→ **原文**
+-------+

UVA 11178 || Morley's Theorem （向量旋转求交点

/*几何模版*/
#include<iostream>
#include<cstdio>
#include<cmath>
#include<algorithm>
using namespace std;

struct point
{
double x,y,d;
point(double a,double b):x(a),y(b){}
point(){}
};
typedef point vec;

//向量+向量=向量, 点  +向量=点
vec operator +  ( vec a,   vec b)      {  return vec(a.x+b.x,a.y+b.y);}

vec operator -  ( point a, point b)    {  return vec(a.x-b.x,a.y-b.y);}

vec operator *  ( vec a,   double p)   {  return vec(a.x*p,a.y*p);}

vec operator /  ( vec a,   double p)   {  return vec(a.x/p,a.y/p);}

const double eps =1e-10;

// 点积（向量 a，向量 b）
double dot( vec a,vec b)    {   return a.x*b.x + a.y*b.y;}

double length( vec a)       {   return sqrt(dot(a,a) );}

//向量 a，b 的夹角
double angle(vec a,vec b)
{
return acos(    dot(a,b)/length(a)/length(b)    );
}

double cross( vec a,vec b ){    return a.x*b.y - a.y*b.x;}

// 向量 a 旋转 rad 弧度
vec rotat(vec a,double rad)
{
return vec( a.x*cos(rad)-a.y*sin(rad),a.x*sin(rad)+a.y*cos(rad));
}

//两条直线 p+tv 和 q + tw 有唯一交点，当且仅当 cross（v,w）！=0
point getlinetnersection(point p,vec v,point q,vec w)
{
vec u = p-q;
double t = cross(w,u) /cross(v,w);
return p + v*t;
}

point getpoint( point a,point b,point c)
{
vec v1 = c- b;
double a1 = angle(a-b,v1);
v1 = rotat(v1,a1/3.0);

vec v2 = b-c;
double a2 = angle( a-c,v2);
v2 = rotat(v2,-a2/3.0);//负数表示顺时针玄真

return getlinetnersection(b,v1,c,v2);
}
int main()
{
int t;
cin>>t;
while( t-- )
{
point a,b,c,d,e,f;
int k = 3;
scanf("%lf %lf %lf %lf %lf %lf",
&a.x,&a.y,&b.x,&b.y,&c.x,&c.y);

d = getpoint(a,b,c);
e = getpoint(b,c,a);
f = getpoint(c,a,b);

printf("%.6lf %.6lf %.6lf %.6lf %.6lf %.6lf\n",
d.x,d.y,e.x,e.y,f.x,f.y);

}
return 0;
}

+-------+

→ **提供的数据**
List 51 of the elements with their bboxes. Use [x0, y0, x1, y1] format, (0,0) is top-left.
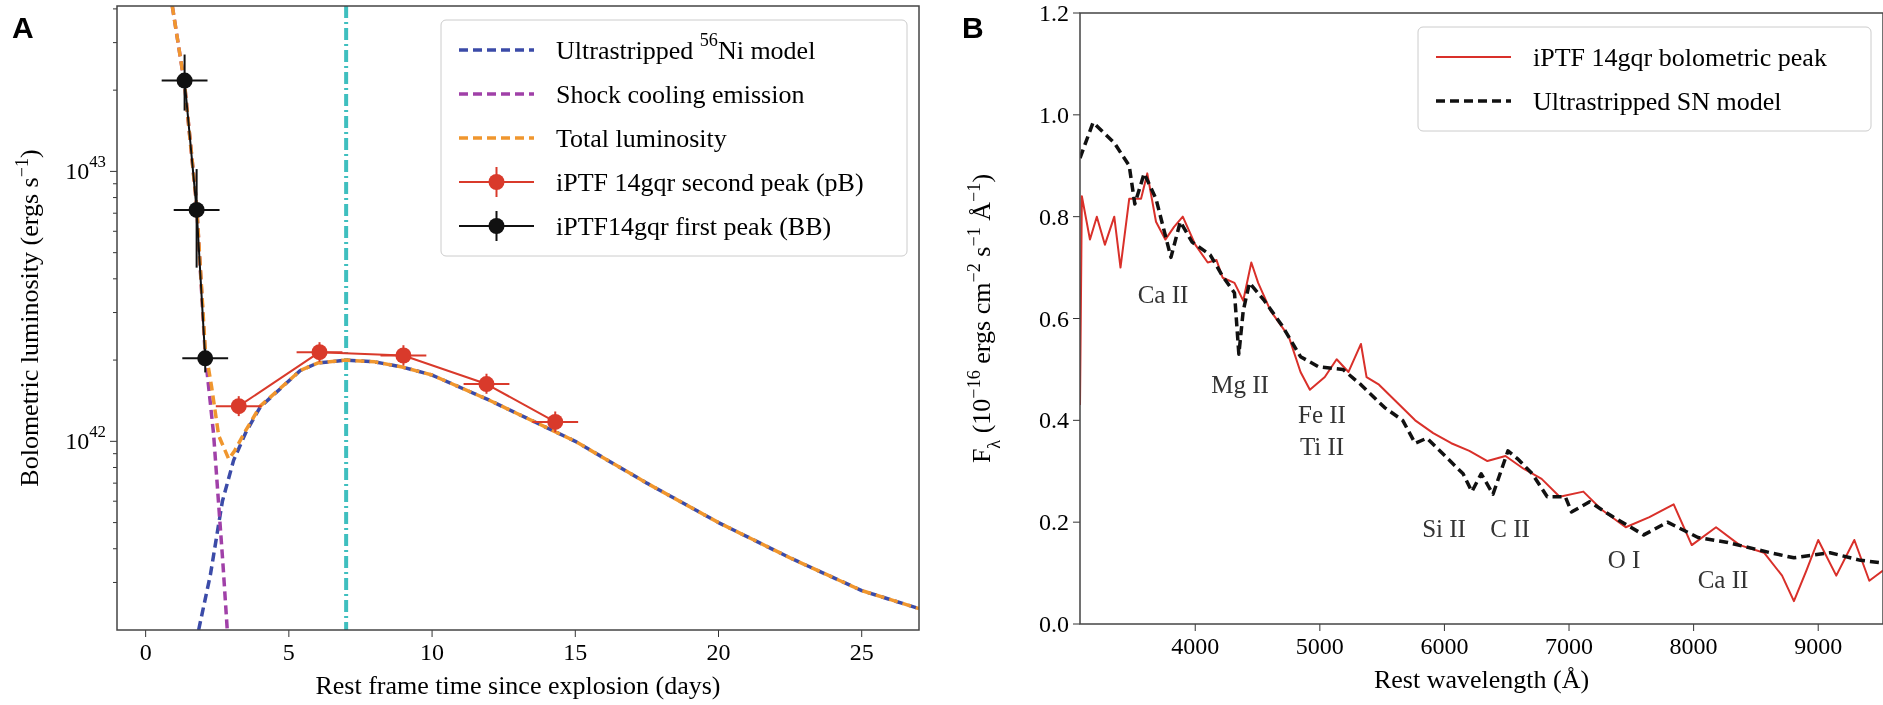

+-------+

→ **任务 A**
原文的 getpoint 函数里，旋转 v2 时为什么把角度写成 -a2/3.0？请用一到三句话说明。
→ **任务 B**
请根据原文回答：
(i) 常量 eps 被设为多少？
(ii) 按注释，直线 p+tv 与 q+tw 在什么条件下有唯一交点？
(iii) 输出的坐标保留几位小数？

→ **回答 A**
按原文注释，负的旋转角表示顺时针旋转。因此用 -a2/3.0 会让 v2 顺时针转过 a2 的三分之一，而 v1 用正角 a1/3.0 按逆时针旋转。

→ **回答 B**
(i) 1e-10。
(ii) 当且仅当 cross(v,w) 不等于 0。
(iii) 六位小数。